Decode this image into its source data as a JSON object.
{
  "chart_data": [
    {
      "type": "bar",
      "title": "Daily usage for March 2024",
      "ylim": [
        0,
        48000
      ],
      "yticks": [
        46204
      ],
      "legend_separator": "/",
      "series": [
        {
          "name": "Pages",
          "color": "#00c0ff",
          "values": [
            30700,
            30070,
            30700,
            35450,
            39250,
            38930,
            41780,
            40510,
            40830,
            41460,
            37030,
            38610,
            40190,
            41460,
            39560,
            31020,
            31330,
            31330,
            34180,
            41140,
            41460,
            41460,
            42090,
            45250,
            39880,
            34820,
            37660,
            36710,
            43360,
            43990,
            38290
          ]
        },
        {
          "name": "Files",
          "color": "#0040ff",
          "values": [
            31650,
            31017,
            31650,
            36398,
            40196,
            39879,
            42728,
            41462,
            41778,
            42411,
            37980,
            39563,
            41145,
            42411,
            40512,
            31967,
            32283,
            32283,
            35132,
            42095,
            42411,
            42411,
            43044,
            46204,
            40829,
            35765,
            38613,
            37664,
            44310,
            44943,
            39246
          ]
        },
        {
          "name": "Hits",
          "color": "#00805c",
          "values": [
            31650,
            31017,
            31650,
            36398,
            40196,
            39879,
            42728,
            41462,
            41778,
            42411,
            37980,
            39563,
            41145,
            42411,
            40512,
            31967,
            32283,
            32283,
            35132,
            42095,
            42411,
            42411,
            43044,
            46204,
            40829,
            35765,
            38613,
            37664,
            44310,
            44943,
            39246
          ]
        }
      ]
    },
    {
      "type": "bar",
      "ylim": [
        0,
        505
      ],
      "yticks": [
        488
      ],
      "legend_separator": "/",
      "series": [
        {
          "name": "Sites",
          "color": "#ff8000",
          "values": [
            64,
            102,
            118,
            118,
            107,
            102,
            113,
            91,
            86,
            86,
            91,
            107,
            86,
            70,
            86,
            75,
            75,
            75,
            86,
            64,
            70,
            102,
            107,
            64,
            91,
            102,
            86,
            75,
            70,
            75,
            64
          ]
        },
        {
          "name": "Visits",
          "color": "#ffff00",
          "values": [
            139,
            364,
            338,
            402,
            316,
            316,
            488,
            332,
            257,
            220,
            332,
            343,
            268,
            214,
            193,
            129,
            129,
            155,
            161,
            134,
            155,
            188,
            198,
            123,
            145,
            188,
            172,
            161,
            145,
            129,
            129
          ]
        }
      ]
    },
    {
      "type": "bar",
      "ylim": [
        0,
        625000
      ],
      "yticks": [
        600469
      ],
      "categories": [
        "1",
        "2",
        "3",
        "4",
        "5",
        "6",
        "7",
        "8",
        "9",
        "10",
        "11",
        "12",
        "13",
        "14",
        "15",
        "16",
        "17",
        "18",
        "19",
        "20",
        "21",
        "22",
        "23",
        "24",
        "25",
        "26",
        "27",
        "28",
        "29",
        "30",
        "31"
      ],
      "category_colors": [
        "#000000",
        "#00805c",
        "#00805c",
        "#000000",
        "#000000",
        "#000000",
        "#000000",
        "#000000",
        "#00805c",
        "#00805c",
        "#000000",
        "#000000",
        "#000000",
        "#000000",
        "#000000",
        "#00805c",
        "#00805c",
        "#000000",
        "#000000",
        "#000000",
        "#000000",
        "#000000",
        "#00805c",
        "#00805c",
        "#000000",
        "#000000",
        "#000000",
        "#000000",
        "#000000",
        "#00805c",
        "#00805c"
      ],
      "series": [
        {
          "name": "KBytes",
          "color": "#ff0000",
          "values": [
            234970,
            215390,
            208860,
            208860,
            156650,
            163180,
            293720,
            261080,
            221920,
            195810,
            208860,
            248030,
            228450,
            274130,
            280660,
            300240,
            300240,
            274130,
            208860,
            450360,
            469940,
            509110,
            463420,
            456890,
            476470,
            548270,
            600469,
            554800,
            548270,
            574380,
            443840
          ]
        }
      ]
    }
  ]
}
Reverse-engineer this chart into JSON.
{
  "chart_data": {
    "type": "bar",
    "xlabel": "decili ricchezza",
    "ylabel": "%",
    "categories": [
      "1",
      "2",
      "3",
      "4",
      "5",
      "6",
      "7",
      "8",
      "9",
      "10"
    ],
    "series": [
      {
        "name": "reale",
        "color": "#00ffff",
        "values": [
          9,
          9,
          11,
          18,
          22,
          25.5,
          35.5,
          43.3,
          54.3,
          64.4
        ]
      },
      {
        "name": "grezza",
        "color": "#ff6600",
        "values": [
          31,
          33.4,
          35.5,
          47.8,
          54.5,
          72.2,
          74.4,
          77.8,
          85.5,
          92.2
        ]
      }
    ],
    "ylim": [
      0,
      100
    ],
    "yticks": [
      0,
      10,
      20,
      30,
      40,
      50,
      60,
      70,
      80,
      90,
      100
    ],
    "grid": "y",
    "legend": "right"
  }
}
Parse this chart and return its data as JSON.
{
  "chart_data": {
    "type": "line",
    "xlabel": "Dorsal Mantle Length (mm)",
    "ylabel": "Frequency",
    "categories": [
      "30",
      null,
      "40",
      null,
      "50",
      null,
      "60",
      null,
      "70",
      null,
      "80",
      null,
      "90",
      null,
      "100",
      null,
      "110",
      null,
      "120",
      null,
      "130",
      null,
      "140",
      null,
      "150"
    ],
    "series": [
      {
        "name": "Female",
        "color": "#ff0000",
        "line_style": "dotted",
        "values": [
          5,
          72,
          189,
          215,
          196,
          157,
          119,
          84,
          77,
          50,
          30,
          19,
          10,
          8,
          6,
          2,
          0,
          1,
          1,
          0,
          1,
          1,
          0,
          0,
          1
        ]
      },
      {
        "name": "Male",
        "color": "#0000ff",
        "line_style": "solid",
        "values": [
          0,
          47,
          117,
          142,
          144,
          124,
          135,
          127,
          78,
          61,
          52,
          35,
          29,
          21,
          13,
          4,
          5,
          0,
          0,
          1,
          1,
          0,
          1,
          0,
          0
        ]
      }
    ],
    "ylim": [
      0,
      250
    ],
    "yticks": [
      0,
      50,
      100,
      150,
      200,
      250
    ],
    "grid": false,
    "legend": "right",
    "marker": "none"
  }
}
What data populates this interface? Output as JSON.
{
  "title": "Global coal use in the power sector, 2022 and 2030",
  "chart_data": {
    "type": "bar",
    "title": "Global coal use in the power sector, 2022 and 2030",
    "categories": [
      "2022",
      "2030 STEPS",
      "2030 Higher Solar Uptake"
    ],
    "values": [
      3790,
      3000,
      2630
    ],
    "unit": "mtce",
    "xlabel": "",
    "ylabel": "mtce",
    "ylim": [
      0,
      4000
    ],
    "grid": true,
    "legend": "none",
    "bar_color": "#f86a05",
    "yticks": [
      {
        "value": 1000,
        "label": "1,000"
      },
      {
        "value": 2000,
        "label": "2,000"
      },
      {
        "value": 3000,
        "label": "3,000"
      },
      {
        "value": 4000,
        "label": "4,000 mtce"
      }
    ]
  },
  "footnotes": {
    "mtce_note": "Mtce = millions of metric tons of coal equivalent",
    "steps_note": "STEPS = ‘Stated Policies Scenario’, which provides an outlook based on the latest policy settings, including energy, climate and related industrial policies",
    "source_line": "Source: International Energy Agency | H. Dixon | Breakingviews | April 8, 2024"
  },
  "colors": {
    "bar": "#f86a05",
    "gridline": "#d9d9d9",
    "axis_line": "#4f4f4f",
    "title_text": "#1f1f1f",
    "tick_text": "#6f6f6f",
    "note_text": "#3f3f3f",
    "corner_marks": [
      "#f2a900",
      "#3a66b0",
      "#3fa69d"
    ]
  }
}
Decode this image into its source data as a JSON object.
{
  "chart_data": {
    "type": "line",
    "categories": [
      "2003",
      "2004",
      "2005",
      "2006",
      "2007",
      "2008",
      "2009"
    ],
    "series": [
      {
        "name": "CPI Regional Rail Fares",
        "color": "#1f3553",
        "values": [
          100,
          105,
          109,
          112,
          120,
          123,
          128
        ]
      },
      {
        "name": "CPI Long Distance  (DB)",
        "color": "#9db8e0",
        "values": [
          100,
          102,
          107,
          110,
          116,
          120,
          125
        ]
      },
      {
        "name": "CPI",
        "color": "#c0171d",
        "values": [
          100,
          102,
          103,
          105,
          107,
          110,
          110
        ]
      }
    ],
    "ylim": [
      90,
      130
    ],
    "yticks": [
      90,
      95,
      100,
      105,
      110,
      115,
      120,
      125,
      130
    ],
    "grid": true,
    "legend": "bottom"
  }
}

Task statement: Among the entries above, identify all lines with "this" and copy them.

Response below:
Decode this image into its source data as a JSON object.
Reverse-engineer this chart into JSON.
Parse this chart and return its data as JSON.
What data populates this interface? Output as JSON.
Decode this image into its source data as a JSON object.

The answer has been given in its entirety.